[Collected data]
========
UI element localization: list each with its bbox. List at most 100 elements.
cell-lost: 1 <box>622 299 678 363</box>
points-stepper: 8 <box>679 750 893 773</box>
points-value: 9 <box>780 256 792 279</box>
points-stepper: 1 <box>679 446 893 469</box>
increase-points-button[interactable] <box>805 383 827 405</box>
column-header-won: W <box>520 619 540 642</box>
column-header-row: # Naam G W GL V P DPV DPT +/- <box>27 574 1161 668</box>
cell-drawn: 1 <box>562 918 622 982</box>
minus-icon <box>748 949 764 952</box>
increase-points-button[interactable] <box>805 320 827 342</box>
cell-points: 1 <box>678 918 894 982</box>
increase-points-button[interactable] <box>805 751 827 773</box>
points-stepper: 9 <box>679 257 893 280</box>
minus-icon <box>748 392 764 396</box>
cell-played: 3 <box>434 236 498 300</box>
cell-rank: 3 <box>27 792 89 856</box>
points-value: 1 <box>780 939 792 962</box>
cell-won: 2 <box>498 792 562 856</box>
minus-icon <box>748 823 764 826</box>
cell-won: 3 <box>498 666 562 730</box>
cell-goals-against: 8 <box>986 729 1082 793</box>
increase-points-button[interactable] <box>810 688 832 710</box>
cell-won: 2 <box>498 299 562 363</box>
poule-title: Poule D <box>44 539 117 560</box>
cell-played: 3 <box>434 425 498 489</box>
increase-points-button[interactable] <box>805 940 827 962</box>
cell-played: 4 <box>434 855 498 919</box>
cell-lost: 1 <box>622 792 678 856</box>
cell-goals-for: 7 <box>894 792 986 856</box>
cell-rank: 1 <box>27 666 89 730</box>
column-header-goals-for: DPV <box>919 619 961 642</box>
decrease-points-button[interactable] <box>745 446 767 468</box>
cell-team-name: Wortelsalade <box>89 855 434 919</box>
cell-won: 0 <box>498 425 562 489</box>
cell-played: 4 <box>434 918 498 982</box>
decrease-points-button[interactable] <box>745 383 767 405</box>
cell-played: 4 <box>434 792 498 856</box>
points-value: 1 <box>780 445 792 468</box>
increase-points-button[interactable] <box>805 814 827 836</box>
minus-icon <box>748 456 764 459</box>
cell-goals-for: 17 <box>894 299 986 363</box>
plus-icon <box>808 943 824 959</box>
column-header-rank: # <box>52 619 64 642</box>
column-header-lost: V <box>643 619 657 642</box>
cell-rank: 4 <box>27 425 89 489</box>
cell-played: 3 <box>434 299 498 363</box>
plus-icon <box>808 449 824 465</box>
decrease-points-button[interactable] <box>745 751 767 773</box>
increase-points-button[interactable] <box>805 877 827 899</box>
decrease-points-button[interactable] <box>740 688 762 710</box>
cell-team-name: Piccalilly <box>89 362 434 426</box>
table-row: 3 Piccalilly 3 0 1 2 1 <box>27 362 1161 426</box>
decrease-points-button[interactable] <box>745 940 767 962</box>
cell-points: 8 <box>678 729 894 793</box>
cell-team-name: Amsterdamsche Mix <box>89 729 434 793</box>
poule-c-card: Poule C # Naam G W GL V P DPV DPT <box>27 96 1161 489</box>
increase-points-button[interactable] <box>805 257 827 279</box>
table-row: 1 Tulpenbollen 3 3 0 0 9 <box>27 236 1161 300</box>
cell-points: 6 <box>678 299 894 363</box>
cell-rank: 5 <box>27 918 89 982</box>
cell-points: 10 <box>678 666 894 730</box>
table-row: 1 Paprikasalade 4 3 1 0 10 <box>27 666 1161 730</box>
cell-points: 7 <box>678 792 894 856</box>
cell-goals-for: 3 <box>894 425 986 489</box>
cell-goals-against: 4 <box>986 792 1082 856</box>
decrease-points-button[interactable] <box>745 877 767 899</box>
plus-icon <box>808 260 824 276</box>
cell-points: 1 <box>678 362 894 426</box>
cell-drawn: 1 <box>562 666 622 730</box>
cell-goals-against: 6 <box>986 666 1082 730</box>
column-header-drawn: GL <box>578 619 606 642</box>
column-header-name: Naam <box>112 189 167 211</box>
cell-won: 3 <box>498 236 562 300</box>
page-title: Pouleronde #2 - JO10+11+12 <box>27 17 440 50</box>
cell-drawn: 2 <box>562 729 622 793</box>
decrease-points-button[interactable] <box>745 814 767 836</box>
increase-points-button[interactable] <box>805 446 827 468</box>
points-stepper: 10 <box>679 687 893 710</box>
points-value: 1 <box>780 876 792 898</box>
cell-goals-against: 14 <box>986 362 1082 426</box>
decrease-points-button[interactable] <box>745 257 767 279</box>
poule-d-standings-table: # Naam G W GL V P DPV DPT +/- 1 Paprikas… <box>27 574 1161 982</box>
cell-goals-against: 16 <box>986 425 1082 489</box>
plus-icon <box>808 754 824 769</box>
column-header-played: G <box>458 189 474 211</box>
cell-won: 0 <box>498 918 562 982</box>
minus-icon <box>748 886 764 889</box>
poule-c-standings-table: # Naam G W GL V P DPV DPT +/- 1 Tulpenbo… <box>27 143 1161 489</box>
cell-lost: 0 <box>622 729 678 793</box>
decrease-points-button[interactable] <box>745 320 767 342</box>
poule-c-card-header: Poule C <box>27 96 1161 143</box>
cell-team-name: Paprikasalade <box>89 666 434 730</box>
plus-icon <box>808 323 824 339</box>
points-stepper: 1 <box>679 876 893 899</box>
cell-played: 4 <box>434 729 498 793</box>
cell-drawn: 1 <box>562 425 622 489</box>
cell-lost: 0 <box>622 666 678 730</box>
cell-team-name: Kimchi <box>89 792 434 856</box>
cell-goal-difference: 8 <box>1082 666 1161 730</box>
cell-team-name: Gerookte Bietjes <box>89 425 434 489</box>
========
◆ EXERCISE DESCRIPTION:
Reproduce the records word for word, from their start through the line that contains "column-header-won: W <box>520", and nothing beyond.

◆ ANSWER TO THIS PROBLEM:
UI element localization: list each with its bbox. List at most 100 elements.
cell-lost: 1 <box>622 299 678 363</box>
points-stepper: 8 <box>679 750 893 773</box>
points-value: 9 <box>780 256 792 279</box>
points-stepper: 1 <box>679 446 893 469</box>
increase-points-button[interactable] <box>805 383 827 405</box>
column-header-won: W <box>520 619 540 642</box>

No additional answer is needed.